GIVEN INFORMATION
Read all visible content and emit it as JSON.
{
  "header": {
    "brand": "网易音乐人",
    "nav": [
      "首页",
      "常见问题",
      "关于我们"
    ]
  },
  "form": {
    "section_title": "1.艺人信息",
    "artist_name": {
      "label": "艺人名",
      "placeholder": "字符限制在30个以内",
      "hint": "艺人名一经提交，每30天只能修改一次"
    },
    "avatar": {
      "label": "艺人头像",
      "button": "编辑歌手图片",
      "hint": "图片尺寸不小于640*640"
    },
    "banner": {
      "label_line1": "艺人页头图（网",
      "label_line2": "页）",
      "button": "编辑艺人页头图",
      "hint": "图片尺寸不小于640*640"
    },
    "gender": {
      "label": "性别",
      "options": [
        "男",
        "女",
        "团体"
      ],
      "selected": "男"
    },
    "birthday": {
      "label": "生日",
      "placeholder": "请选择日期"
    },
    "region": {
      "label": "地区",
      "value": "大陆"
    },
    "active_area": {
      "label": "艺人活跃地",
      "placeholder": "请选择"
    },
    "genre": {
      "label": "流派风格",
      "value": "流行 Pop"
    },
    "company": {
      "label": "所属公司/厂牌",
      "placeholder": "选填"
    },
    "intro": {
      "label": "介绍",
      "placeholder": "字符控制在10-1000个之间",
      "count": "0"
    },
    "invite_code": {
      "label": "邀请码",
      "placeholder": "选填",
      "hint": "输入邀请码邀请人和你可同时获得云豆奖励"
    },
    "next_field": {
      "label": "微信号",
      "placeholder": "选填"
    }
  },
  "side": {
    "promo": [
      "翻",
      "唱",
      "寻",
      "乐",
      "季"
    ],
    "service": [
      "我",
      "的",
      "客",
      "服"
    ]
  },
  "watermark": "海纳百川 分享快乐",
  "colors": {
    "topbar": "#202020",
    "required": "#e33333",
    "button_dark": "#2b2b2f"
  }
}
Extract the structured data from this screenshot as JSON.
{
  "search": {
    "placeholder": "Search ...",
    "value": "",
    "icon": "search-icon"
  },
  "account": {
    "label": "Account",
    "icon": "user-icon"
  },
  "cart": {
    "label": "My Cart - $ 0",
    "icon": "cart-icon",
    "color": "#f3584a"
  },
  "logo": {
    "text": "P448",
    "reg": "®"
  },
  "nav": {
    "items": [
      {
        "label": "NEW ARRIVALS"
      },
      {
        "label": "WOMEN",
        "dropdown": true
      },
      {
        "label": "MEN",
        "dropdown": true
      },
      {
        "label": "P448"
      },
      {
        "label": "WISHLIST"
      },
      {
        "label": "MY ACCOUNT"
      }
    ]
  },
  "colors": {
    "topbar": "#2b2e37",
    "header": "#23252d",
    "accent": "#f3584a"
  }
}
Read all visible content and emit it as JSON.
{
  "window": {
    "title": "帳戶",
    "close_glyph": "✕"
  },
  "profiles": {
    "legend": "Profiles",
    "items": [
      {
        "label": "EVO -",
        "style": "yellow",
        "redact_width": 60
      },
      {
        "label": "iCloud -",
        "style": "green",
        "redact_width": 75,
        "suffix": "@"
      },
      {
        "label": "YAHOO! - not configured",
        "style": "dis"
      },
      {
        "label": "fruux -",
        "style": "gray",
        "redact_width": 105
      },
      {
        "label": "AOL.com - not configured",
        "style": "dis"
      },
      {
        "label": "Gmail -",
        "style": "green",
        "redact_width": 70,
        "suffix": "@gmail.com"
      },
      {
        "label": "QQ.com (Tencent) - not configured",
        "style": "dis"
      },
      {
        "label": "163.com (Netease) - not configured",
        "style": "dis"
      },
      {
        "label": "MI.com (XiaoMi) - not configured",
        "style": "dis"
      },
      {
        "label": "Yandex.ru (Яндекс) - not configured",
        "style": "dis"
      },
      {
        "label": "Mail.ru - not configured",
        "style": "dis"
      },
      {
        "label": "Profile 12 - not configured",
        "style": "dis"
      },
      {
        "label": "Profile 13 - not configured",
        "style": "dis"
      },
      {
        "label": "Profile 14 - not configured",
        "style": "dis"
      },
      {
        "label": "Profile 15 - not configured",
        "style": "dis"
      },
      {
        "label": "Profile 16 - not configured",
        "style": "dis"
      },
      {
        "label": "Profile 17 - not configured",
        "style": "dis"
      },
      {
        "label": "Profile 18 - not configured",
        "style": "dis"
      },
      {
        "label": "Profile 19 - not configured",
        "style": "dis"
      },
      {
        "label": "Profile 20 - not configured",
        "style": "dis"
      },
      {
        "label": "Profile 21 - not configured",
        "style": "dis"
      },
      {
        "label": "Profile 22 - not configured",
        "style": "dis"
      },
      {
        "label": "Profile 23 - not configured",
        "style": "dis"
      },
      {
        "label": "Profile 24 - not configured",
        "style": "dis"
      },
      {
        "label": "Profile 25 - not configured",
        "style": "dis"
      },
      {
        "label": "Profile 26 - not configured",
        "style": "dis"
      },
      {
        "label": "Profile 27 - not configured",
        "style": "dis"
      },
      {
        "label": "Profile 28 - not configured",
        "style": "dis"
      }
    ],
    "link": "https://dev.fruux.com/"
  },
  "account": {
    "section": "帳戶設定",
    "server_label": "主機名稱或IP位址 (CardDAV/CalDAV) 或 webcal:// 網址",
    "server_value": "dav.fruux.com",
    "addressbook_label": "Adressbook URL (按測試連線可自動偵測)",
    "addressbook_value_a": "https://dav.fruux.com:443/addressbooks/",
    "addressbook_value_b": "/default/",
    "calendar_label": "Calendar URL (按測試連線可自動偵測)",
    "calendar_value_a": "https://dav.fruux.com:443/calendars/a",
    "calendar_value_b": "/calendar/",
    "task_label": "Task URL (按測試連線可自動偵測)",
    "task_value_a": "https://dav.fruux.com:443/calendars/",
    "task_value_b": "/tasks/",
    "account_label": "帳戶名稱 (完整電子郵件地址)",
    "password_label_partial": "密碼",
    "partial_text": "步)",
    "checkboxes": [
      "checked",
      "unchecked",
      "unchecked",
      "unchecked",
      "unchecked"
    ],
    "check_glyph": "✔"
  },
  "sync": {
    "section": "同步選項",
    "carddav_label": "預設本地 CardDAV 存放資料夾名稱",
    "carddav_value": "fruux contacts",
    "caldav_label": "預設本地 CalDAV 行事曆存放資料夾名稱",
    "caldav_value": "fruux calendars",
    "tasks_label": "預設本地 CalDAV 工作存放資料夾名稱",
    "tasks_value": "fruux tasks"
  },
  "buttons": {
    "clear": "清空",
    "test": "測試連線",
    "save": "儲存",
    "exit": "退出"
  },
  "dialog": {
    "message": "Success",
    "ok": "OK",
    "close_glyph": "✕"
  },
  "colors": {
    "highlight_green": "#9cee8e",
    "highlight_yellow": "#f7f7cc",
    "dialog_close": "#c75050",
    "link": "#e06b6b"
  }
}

WHAT THE TASK ASKS
What is the number of lines in the records that contain the string "link"? Give only that number.

CORRECT RESPONSE
2